━━━ EXERCISE INPUT ━━━
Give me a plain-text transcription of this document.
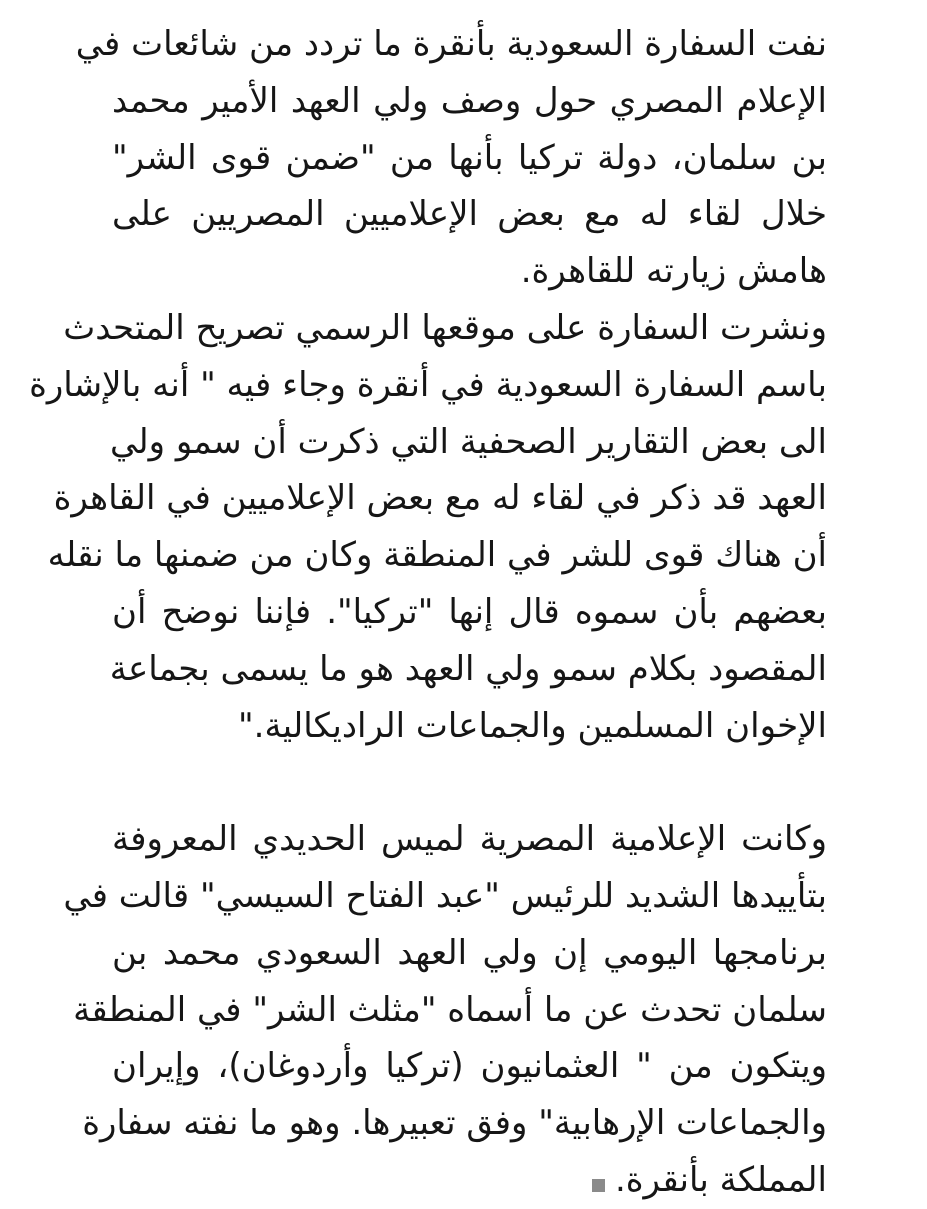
نفت السفارة السعودية بأنقرة ما تردد من شائعات في
الإعلام المصري حول وصف ولي العهد الأمير محمد
بن سلمان، دولة تركيا بأنها من "ضمن قوى الشر"
خلال لقاء له مع بعض الإعلاميين المصريين على
هامش زيارته للقاهرة.
ونشرت السفارة على موقعها الرسمي تصريح المتحدث
باسم السفارة السعودية في أنقرة وجاء فيه " أنه بالإشارة
الى بعض التقارير الصحفية التي ذكرت أن سمو ولي
العهد قد ذكر في لقاء له مع بعض الإعلاميين في القاهرة
أن هناك قوى للشر في المنطقة وكان من ضمنها ما نقله
بعضهم بأن سموه قال إنها "تركيا". فإننا نوضح أن
المقصود بكلام سمو ولي العهد هو ما يسمى بجماعة
الإخوان المسلمين والجماعات الراديكالية."
وكانت الإعلامية المصرية لميس الحديدي المعروفة
بتأييدها الشديد للرئيس "عبد الفتاح السيسي" قالت في
برنامجها اليومي إن ولي العهد السعودي محمد بن
سلمان تحدث عن ما أسماه "مثلث الشر" في المنطقة
ويتكون من " العثمانيون (تركيا وأردوغان)، وإيران
والجماعات الإرهابية" وفق تعبيرها. وهو ما نفته سفارة
المملكة بأنقرة.
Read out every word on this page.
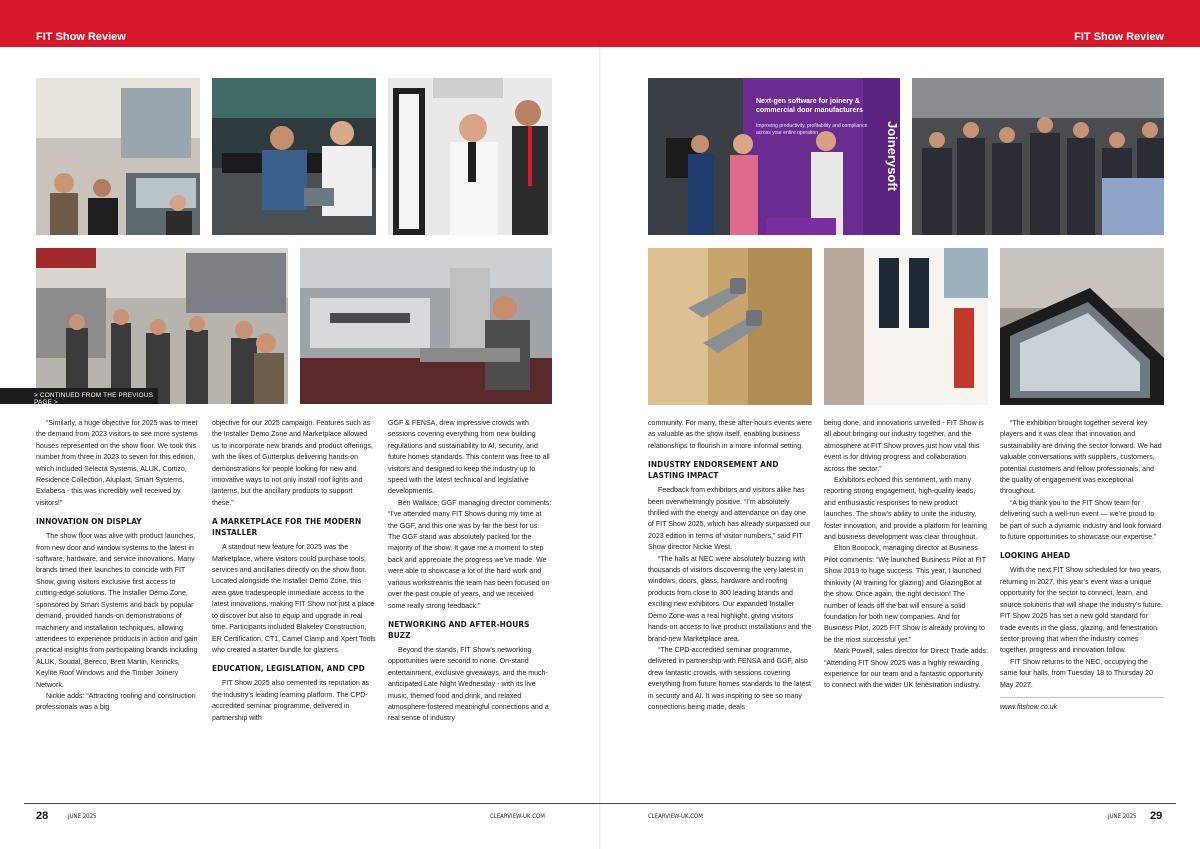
FIT Show Review	FIT Show Review
> CONTINUED FROM THE PREVIOUS PAGE >
Next-gen software for joinery & commercial door manufacturers
Improving productivity, profitability and compliance across your entire operation	Joinerysoft

“Similarly, a huge objective for 2025 was to meet the demand from 2023 visitors to see more systems houses represented on the show floor. We took this number from three in 2023 to seven for this edition, which included Selecta Systems, ALUK, Cortizo, Residence Collection, Aluplast, Smart Systems, Exlabesa - this was incredibly well received by visitors!”

INNOVATION ON DISPLAY

The show floor was alive with product launches, from new door and window systems to the latest in software, hardware, and service innovations. Many brands timed their launches to coincide with FIT Show, giving visitors exclusive first access to cutting-edge solutions. The Installer Demo Zone, sponsored by Smart Systems and back by popular demand, provided hands-on demonstrations of machinery and installation techniques, allowing attendees to experience products in action and gain practical insights from participating brands including ALUK, Soudal, Bereco, Brett Martin, Kenricks, Keylite Roof Windows and the Timber Joinery Network.

Nickie adds: “Attracting roofing and construction professionals was a big

objective for our 2025 campaign. Features such as the Installer Demo Zone and Marketplace allowed us to incorporate new brands and product offerings, with the likes of Gutterplus delivering hands-on demonstrations for people looking for new and innovative ways to not only install roof lights and lanterns, but the ancillary products to support these.”

A MARKETPLACE FOR THE MODERN INSTALLER

A standout new feature for 2025 was the Marketplace, where visitors could purchase tools, services and ancillaries directly on the show floor. Located alongside the Installer Demo Zone, this area gave tradespeople immediate access to the latest innovations, making FIT Show not just a place to discover but also to equip and upgrade in real time. Participants included Blakeley Construction, ER Certification, CT1, Camel Clamp and Xpert Tools who created a starter bundle for glaziers.

EDUCATION, LEGISLATION, AND CPD

FIT Show 2025 also cemented its reputation as the industry’s leading learning platform. The CPD-accredited seminar programme, delivered in partnership with

GGF & FENSA, drew impressive crowds with sessions covering everything from new building regulations and sustainability to AI, security, and future homes standards. This content was free to all visitors and designed to keep the industry up to speed with the latest technical and legislative developments.

Ben Wallace, GGF managing director comments: “I’ve attended many FIT Shows during my time at the GGF, and this one was by far the best for us. The GGF stand was absolutely packed for the majority of the show. It gave me a moment to step back and appreciate the progress we’ve made. We were able to showcase a lot of the hard work and various workstreams the team has been focused on over the past couple of years, and we received some really strong feedback.”

NETWORKING AND AFTER-HOURS BUZZ

Beyond the stands, FIT Show’s networking opportunities were second to none. On-stand entertainment, exclusive giveaways, and the much-anticipated Late Night Wednesday - with its live music, themed food and drink, and relaxed atmosphere-fostered meaningful connections and a real sense of industry

community. For many, these after-hours events were as valuable as the show itself, enabling business relationships to flourish in a more informal setting.

INDUSTRY ENDORSEMENT AND LASTING IMPACT

Feedback from exhibitors and visitors alike has been overwhelmingly positive. “I’m absolutely thrilled with the energy and attendance on day one of FIT Show 2025, which has already surpassed our 2023 edition in terms of visitor numbers,” said FIT Show director Nickie West.

“The halls at NEC were absolutely buzzing with thousands of visitors discovering the very latest in windows, doors, glass, hardware and roofing products from close to 300 leading brands and exciting new exhibitors. Our expanded Installer Demo Zone was a real highlight, giving visitors hands-on access to live product installations and the brand-new Marketplace area.

“The CPD-accredited seminar programme, delivered in partnership with FENSA and GGF, also drew fantastic crowds, with sessions covering everything from future homes standards to the latest in security and AI. It was inspiring to see so many connections being made, deals

being done, and innovations unveiled - FIT Show is all about bringing our industry together, and the atmosphere at FIT Show proves just how vital this event is for driving progress and collaboration across the sector.”

Exhibitors echoed this sentiment, with many reporting strong engagement, high-quality leads, and enthusiastic responses to new product launches. The show’s ability to unite the industry, foster innovation, and provide a platform for learning and business development was clear throughout.

Elton Boocock, managing director at Business Pilot comments: “We launched Business Pilot at FIT Show 2019 to huge success. This year, I launched thinkivity (AI training for glazing) and GlazingBot at the show. Once again, the right decision! The number of leads off the bat will ensure a solid foundation for both new companies. And for Business Pilot, 2025 FIT Show is already proving to be the most successful yet.”

Mark Powell, sales director for Direct Trade adds: “Attending FIT Show 2025 was a highly rewarding experience for our team and a fantastic opportunity to connect with the wider UK fenestration industry.

“The exhibition brought together several key players and it was clear that innovation and sustainability are driving the sector forward. We had valuable conversations with suppliers, customers, potential customers and fellow professionals, and the quality of engagement was exceptional throughout.

“A big thank you to the FIT Show team for delivering such a well-run event — we’re proud to be part of such a dynamic industry and look forward to future opportunities to showcase our expertise.”

LOOKING AHEAD

With the next FIT Show scheduled for two years, returning in 2027, this year’s event was a unique opportunity for the sector to connect, learn, and source solutions that will shape the industry’s future. FIT Show 2025 has set a new gold standard for trade events in the glass, glazing, and fenestration sector-proving that when the industry comes together, progress and innovation follow.

FIT Show returns to the NEC, occupying the same four halls, from Tuesday 18 to Thursday 20 May 2027.

www.fitshow.co.uk
28	JUNE 2025	CLEARVIEW-UK.COM	CLEARVIEW-UK.COM	JUNE 2025 29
━━━
▸ **DIRECTIVE**
Would you mind returning each entry above word for word, skipping the images?

▸ **SOLVED EXERCISE**
Give me a plain-text transcription of this document.
نفت السفارة السعودية بأنقرة ما تردد من شائعات في
الإعلام المصري حول وصف ولي العهد الأمير محمد
بن سلمان، دولة تركيا بأنها من "ضمن قوى الشر"
خلال لقاء له مع بعض الإعلاميين المصريين على
هامش زيارته للقاهرة.
ونشرت السفارة على موقعها الرسمي تصريح المتحدث
باسم السفارة السعودية في أنقرة وجاء فيه " أنه بالإشارة
الى بعض التقارير الصحفية التي ذكرت أن سمو ولي
العهد قد ذكر في لقاء له مع بعض الإعلاميين في القاهرة
أن هناك قوى للشر في المنطقة وكان من ضمنها ما نقله
بعضهم بأن سموه قال إنها "تركيا". فإننا نوضح أن
المقصود بكلام سمو ولي العهد هو ما يسمى بجماعة
الإخوان المسلمين والجماعات الراديكالية."
وكانت الإعلامية المصرية لميس الحديدي المعروفة
بتأييدها الشديد للرئيس "عبد الفتاح السيسي" قالت في
برنامجها اليومي إن ولي العهد السعودي محمد بن
سلمان تحدث عن ما أسماه "مثلث الشر" في المنطقة
ويتكون من " العثمانيون (تركيا وأردوغان)، وإيران
والجماعات الإرهابية" وفق تعبيرها. وهو ما نفته سفارة
المملكة بأنقرة.
Read out every word on this page.
FIT Show Review	FIT Show Review
> CONTINUED FROM THE PREVIOUS PAGE >
Next-gen software for joinery & commercial door manufacturers
Improving productivity, profitability and compliance across your entire operation	Joinerysoft

“Similarly, a huge objective for 2025 was to meet the demand from 2023 visitors to see more systems houses represented on the show floor. We took this number from three in 2023 to seven for this edition, which included Selecta Systems, ALUK, Cortizo, Residence Collection, Aluplast, Smart Systems, Exlabesa - this was incredibly well received by visitors!”

INNOVATION ON DISPLAY

The show floor was alive with product launches, from new door and window systems to the latest in software, hardware, and service innovations. Many brands timed their launches to coincide with FIT Show, giving visitors exclusive first access to cutting-edge solutions. The Installer Demo Zone, sponsored by Smart Systems and back by popular demand, provided hands-on demonstrations of machinery and installation techniques, allowing attendees to experience products in action and gain practical insights from participating brands including ALUK, Soudal, Bereco, Brett Martin, Kenricks, Keylite Roof Windows and the Timber Joinery Network.

Nickie adds: “Attracting roofing and construction professionals was a big

objective for our 2025 campaign. Features such as the Installer Demo Zone and Marketplace allowed us to incorporate new brands and product offerings, with the likes of Gutterplus delivering hands-on demonstrations for people looking for new and innovative ways to not only install roof lights and lanterns, but the ancillary products to support these.”

A MARKETPLACE FOR THE MODERN INSTALLER

A standout new feature for 2025 was the Marketplace, where visitors could purchase tools, services and ancillaries directly on the show floor. Located alongside the Installer Demo Zone, this area gave tradespeople immediate access to the latest innovations, making FIT Show not just a place to discover but also to equip and upgrade in real time. Participants included Blakeley Construction, ER Certification, CT1, Camel Clamp and Xpert Tools who created a starter bundle for glaziers.

EDUCATION, LEGISLATION, AND CPD

FIT Show 2025 also cemented its reputation as the industry’s leading learning platform. The CPD-accredited seminar programme, delivered in partnership with

GGF & FENSA, drew impressive crowds with sessions covering everything from new building regulations and sustainability to AI, security, and future homes standards. This content was free to all visitors and designed to keep the industry up to speed with the latest technical and legislative developments.

Ben Wallace, GGF managing director comments: “I’ve attended many FIT Shows during my time at the GGF, and this one was by far the best for us. The GGF stand was absolutely packed for the majority of the show. It gave me a moment to step back and appreciate the progress we’ve made. We were able to showcase a lot of the hard work and various workstreams the team has been focused on over the past couple of years, and we received some really strong feedback.”

NETWORKING AND AFTER-HOURS BUZZ

Beyond the stands, FIT Show’s networking opportunities were second to none. On-stand entertainment, exclusive giveaways, and the much-anticipated Late Night Wednesday - with its live music, themed food and drink, and relaxed atmosphere-fostered meaningful connections and a real sense of industry

community. For many, these after-hours events were as valuable as the show itself, enabling business relationships to flourish in a more informal setting.

INDUSTRY ENDORSEMENT AND LASTING IMPACT

Feedback from exhibitors and visitors alike has been overwhelmingly positive. “I’m absolutely thrilled with the energy and attendance on day one of FIT Show 2025, which has already surpassed our 2023 edition in terms of visitor numbers,” said FIT Show director Nickie West.

“The halls at NEC were absolutely buzzing with thousands of visitors discovering the very latest in windows, doors, glass, hardware and roofing products from close to 300 leading brands and exciting new exhibitors. Our expanded Installer Demo Zone was a real highlight, giving visitors hands-on access to live product installations and the brand-new Marketplace area.

“The CPD-accredited seminar programme, delivered in partnership with FENSA and GGF, also drew fantastic crowds, with sessions covering everything from future homes standards to the latest in security and AI. It was inspiring to see so many connections being made, deals

being done, and innovations unveiled - FIT Show is all about bringing our industry together, and the atmosphere at FIT Show proves just how vital this event is for driving progress and collaboration across the sector.”

Exhibitors echoed this sentiment, with many reporting strong engagement, high-quality leads, and enthusiastic responses to new product launches. The show’s ability to unite the industry, foster innovation, and provide a platform for learning and business development was clear throughout.

Elton Boocock, managing director at Business Pilot comments: “We launched Business Pilot at FIT Show 2019 to huge success. This year, I launched thinkivity (AI training for glazing) and GlazingBot at the show. Once again, the right decision! The number of leads off the bat will ensure a solid foundation for both new companies. And for Business Pilot, 2025 FIT Show is already proving to be the most successful yet.”

Mark Powell, sales director for Direct Trade adds: “Attending FIT Show 2025 was a highly rewarding experience for our team and a fantastic opportunity to connect with the wider UK fenestration industry.

“The exhibition brought together several key players and it was clear that innovation and sustainability are driving the sector forward. We had valuable conversations with suppliers, customers, potential customers and fellow professionals, and the quality of engagement was exceptional throughout.

“A big thank you to the FIT Show team for delivering such a well-run event — we’re proud to be part of such a dynamic industry and look forward to future opportunities to showcase our expertise.”

LOOKING AHEAD

With the next FIT Show scheduled for two years, returning in 2027, this year’s event was a unique opportunity for the sector to connect, learn, and source solutions that will shape the industry’s future. FIT Show 2025 has set a new gold standard for trade events in the glass, glazing, and fenestration sector-proving that when the industry comes together, progress and innovation follow.

FIT Show returns to the NEC, occupying the same four halls, from Tuesday 18 to Thursday 20 May 2027.

www.fitshow.co.uk
28	JUNE 2025	CLEARVIEW-UK.COM	CLEARVIEW-UK.COM	JUNE 2025 29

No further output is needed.